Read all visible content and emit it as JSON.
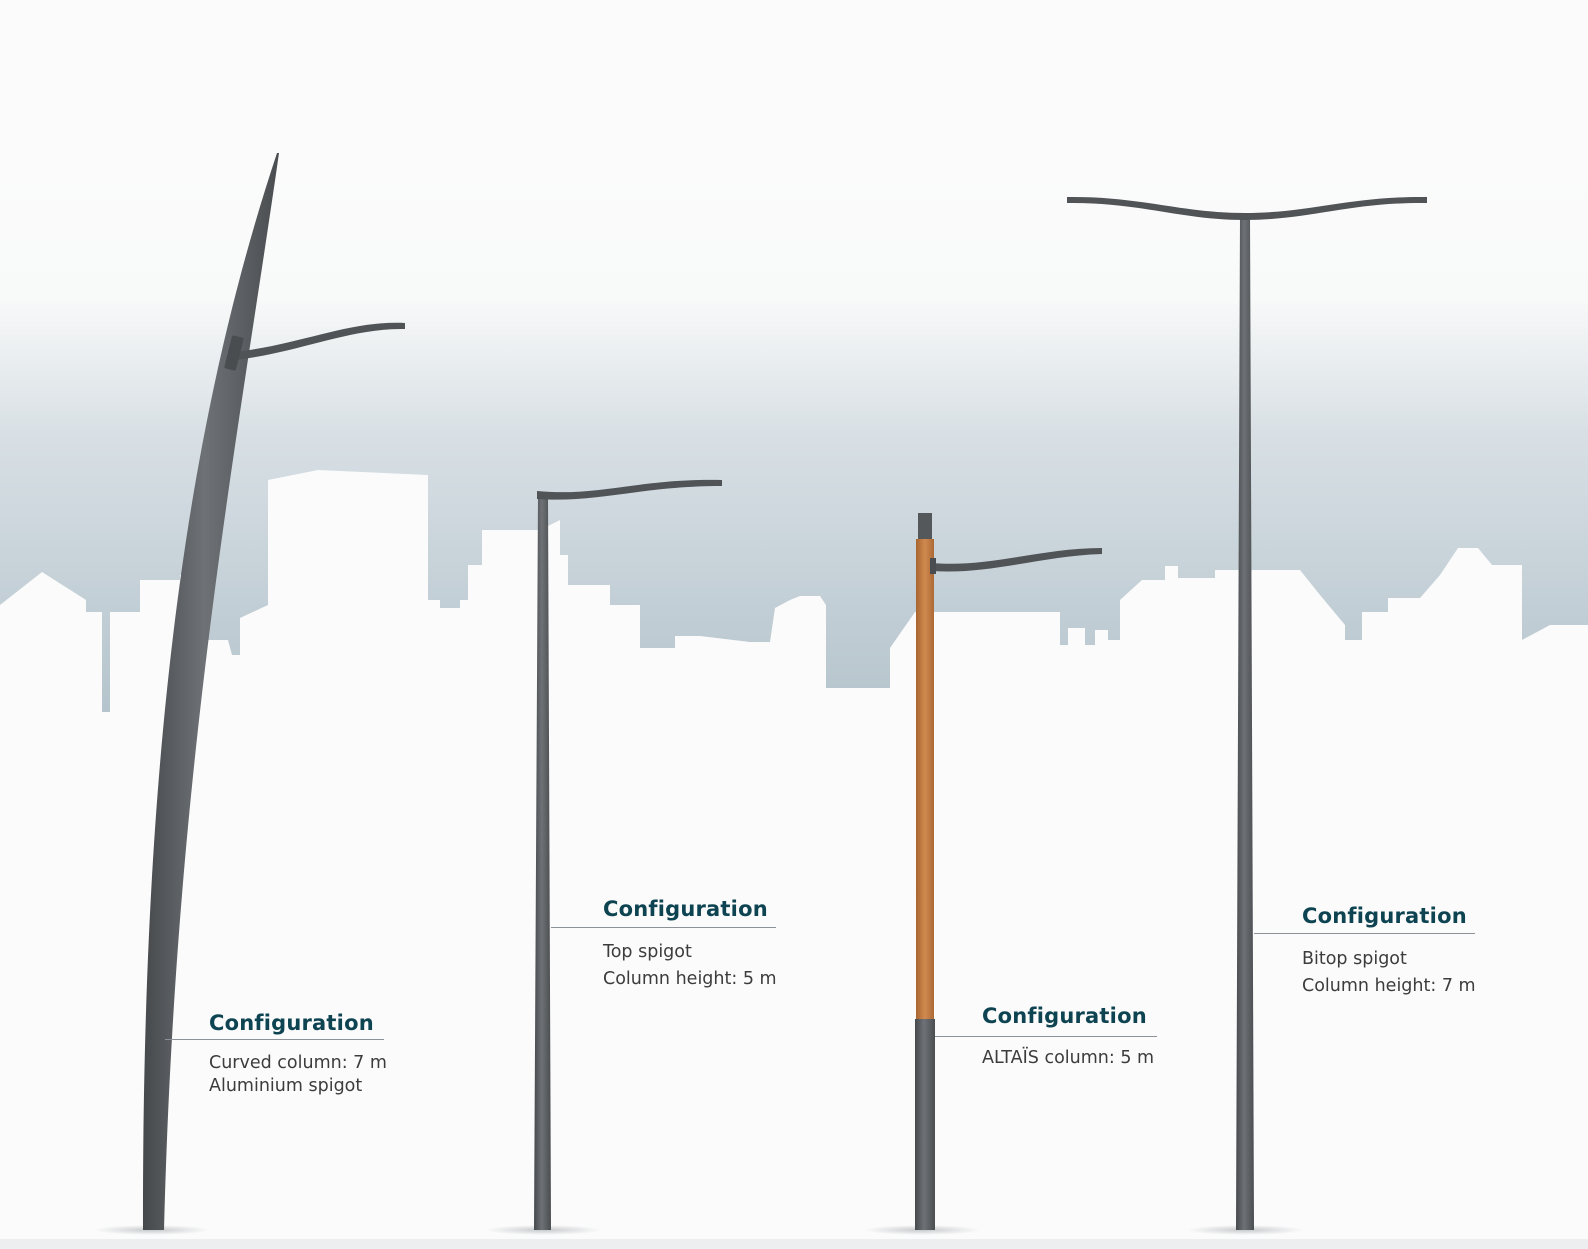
{
  "configurations": [
    {
      "id": "curved",
      "title": "Configuration",
      "lines": [
        "Curved column: 7 m",
        "Aluminium spigot"
      ]
    },
    {
      "id": "top",
      "title": "Configuration",
      "lines": [
        "Top spigot",
        "Column height: 5 m"
      ]
    },
    {
      "id": "altais",
      "title": "Configuration",
      "lines": [
        "ALTAÏS column: 5 m"
      ]
    },
    {
      "id": "bitop",
      "title": "Configuration",
      "lines": [
        "Bitop spigot",
        "Column height: 7 m"
      ]
    }
  ],
  "colors": {
    "title": "#0e4452",
    "text": "#3c3c3c",
    "sky_top": "#fbfbfb",
    "sky_bottom": "#b3c2cb",
    "pole": "#56595c",
    "wood": "#c27a42"
  }
}
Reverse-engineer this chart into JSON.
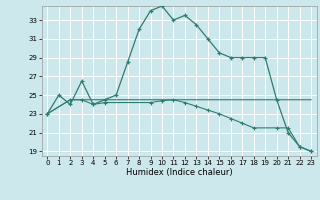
{
  "xlabel": "Humidex (Indice chaleur)",
  "bg_color": "#cde8ec",
  "grid_color": "#ffffff",
  "line_color": "#2e7d72",
  "xlim": [
    -0.5,
    23.5
  ],
  "ylim": [
    18.5,
    34.5
  ],
  "yticks": [
    19,
    21,
    23,
    25,
    27,
    29,
    31,
    33
  ],
  "xticks": [
    0,
    1,
    2,
    3,
    4,
    5,
    6,
    7,
    8,
    9,
    10,
    11,
    12,
    13,
    14,
    15,
    16,
    17,
    18,
    19,
    20,
    21,
    22,
    23
  ],
  "line1_x": [
    0,
    1,
    2,
    3,
    4,
    5,
    6,
    7,
    8,
    9,
    10,
    11,
    12,
    13,
    14,
    15,
    16,
    17,
    18,
    19,
    20,
    21,
    22,
    23
  ],
  "line1_y": [
    23,
    25,
    24,
    26.5,
    24,
    24.5,
    25,
    28.5,
    32,
    34,
    34.5,
    33,
    33.5,
    32.5,
    31,
    29.5,
    29,
    29,
    29,
    29,
    24.5,
    21,
    19.5,
    19
  ],
  "line2_x": [
    0,
    2,
    3,
    4,
    5,
    9,
    10,
    11,
    12,
    13,
    14,
    15,
    16,
    17,
    18,
    20,
    21,
    22,
    23
  ],
  "line2_y": [
    23,
    24.5,
    24.5,
    24,
    24.2,
    24.2,
    24.4,
    24.5,
    24.2,
    23.8,
    23.4,
    23.0,
    22.5,
    22.0,
    21.5,
    21.5,
    21.5,
    19.5,
    19.0
  ],
  "line3_x": [
    0,
    2,
    3,
    18,
    23
  ],
  "line3_y": [
    23.0,
    24.5,
    24.5,
    24.5,
    24.5
  ]
}
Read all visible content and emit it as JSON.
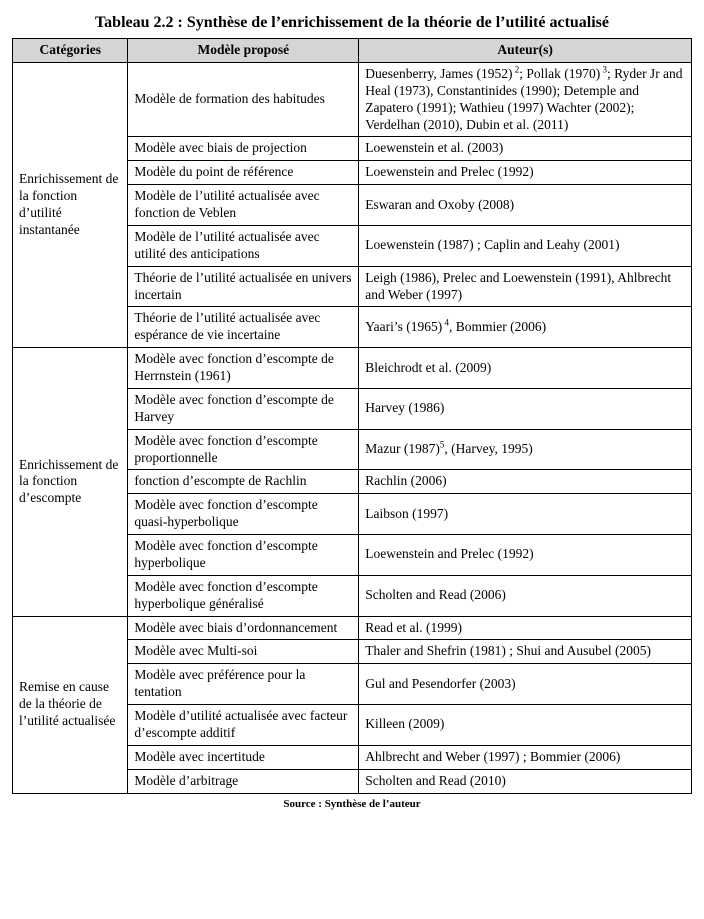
{
  "title": "Tableau  2.2 : Synthèse de l’enrichissement de la théorie de l’utilité actualisé",
  "source": "Source : Synthèse de l’auteur",
  "headers": {
    "categories": "Catégories",
    "modele": "Modèle proposé",
    "auteurs": "Auteur(s)"
  },
  "sections": [
    {
      "category": "Enrichissement de la fonction d’utilité instantanée",
      "rows": [
        {
          "modele": "Modèle de formation des habitudes",
          "auteurs_html": "Duesenberry, James (1952)<sup> 2</sup>; Pollak (1970)<sup> 3</sup>; Ryder Jr and Heal (1973), Constantinides (1990); Detemple and Zapatero (1991); Wathieu (1997) Wachter (2002); Verdelhan (2010), Dubin et al. (2011)"
        },
        {
          "modele": "Modèle avec biais de projection",
          "auteurs_html": "Loewenstein et al. (2003)"
        },
        {
          "modele": "Modèle du point de référence",
          "auteurs_html": "Loewenstein and Prelec (1992)"
        },
        {
          "modele": "Modèle de l’utilité actualisée avec fonction de Veblen",
          "auteurs_html": "Eswaran and Oxoby (2008)"
        },
        {
          "modele": "Modèle de l’utilité actualisée avec utilité des anticipations",
          "auteurs_html": "Loewenstein (1987) ; Caplin and Leahy (2001)"
        },
        {
          "modele": "Théorie de l’utilité actualisée en univers incertain",
          "auteurs_html": "Leigh (1986), Prelec and Loewenstein (1991), Ahlbrecht and Weber (1997)"
        },
        {
          "modele": "Théorie de l’utilité actualisée avec espérance de vie incertaine",
          "auteurs_html": "Yaari’s (1965)<sup> 4</sup>, Bommier (2006)"
        }
      ]
    },
    {
      "category": "Enrichissement de la fonction d’escompte",
      "rows": [
        {
          "modele": "Modèle avec fonction d’escompte de Herrnstein (1961)",
          "auteurs_html": "Bleichrodt et al. (2009)"
        },
        {
          "modele": "Modèle avec fonction d’escompte de Harvey",
          "auteurs_html": "Harvey (1986)"
        },
        {
          "modele": "Modèle avec fonction d’escompte proportionnelle",
          "auteurs_html": "Mazur (1987)<sup>5</sup>, (Harvey, 1995)"
        },
        {
          "modele": "fonction d’escompte de Rachlin",
          "auteurs_html": "Rachlin (2006)"
        },
        {
          "modele": "Modèle avec fonction d’escompte quasi-hyperbolique",
          "auteurs_html": "Laibson (1997)"
        },
        {
          "modele": "Modèle avec fonction d’escompte hyperbolique",
          "auteurs_html": "Loewenstein and Prelec (1992)"
        },
        {
          "modele": "Modèle avec fonction d’escompte hyperbolique généralisé",
          "auteurs_html": "Scholten and Read (2006)"
        }
      ]
    },
    {
      "category": "Remise en cause de la théorie de l’utilité actualisée",
      "rows": [
        {
          "modele": "Modèle avec biais d’ordonnancement",
          "auteurs_html": "Read et al. (1999)"
        },
        {
          "modele": "Modèle avec Multi-soi",
          "auteurs_html": "Thaler and Shefrin (1981) ; Shui and Ausubel (2005)"
        },
        {
          "modele": "Modèle avec préférence pour la tentation",
          "auteurs_html": "Gul and Pesendorfer (2003)"
        },
        {
          "modele": "Modèle d’utilité actualisée avec facteur d’escompte additif",
          "auteurs_html": "Killeen (2009)"
        },
        {
          "modele": "Modèle avec incertitude",
          "auteurs_html": "Ahlbrecht and Weber (1997) ; Bommier (2006)"
        },
        {
          "modele": "Modèle d’arbitrage",
          "auteurs_html": "Scholten and Read (2010)"
        }
      ]
    }
  ]
}
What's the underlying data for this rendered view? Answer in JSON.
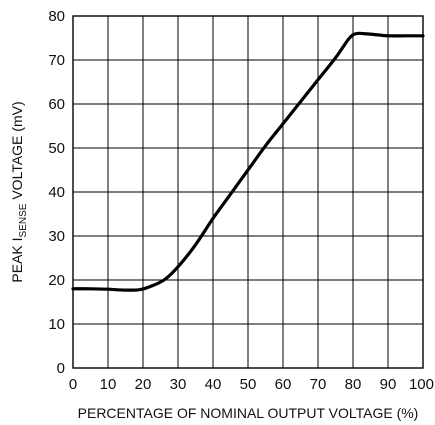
{
  "chart_data": {
    "type": "line",
    "xlabel": "PERCENTAGE OF NOMINAL OUTPUT VOLTAGE (%)",
    "ylabel_prefix": "PEAK I",
    "ylabel_subscript": "SENSE",
    "ylabel_suffix": " VOLTAGE (mV)",
    "xlim": [
      0,
      100
    ],
    "ylim": [
      0,
      80
    ],
    "x_ticks": [
      0,
      10,
      20,
      30,
      40,
      50,
      60,
      70,
      80,
      90,
      100
    ],
    "y_ticks": [
      0,
      10,
      20,
      30,
      40,
      50,
      60,
      70,
      80
    ],
    "grid": true,
    "series": [
      {
        "x": [
          0,
          5,
          10,
          15,
          19,
          22,
          26,
          30,
          35,
          40,
          45,
          50,
          55,
          60,
          65,
          70,
          75,
          79,
          81,
          83,
          86,
          90,
          95,
          100
        ],
        "y": [
          18.0,
          18.0,
          17.9,
          17.7,
          17.8,
          18.5,
          20.0,
          23.0,
          28.0,
          34.0,
          39.5,
          45.0,
          50.5,
          55.5,
          60.5,
          65.5,
          70.5,
          75.0,
          76.0,
          76.0,
          75.8,
          75.5,
          75.5,
          75.5
        ]
      }
    ]
  }
}
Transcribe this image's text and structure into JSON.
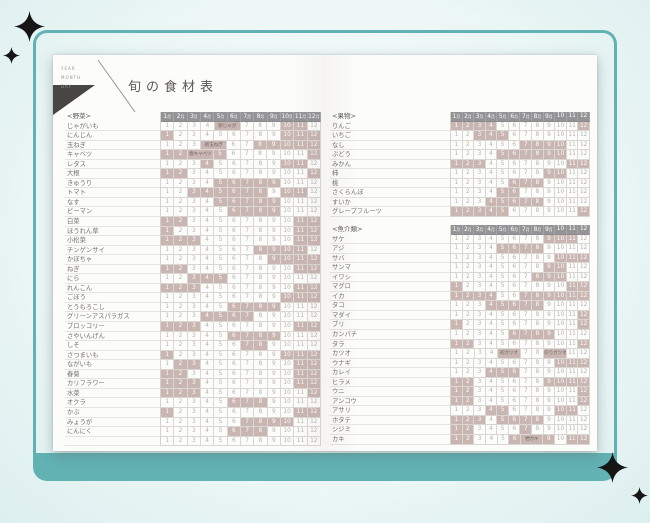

------------------------------------------------

For the string "Read", count the lines of the entries above that include it; answer with the number only.

5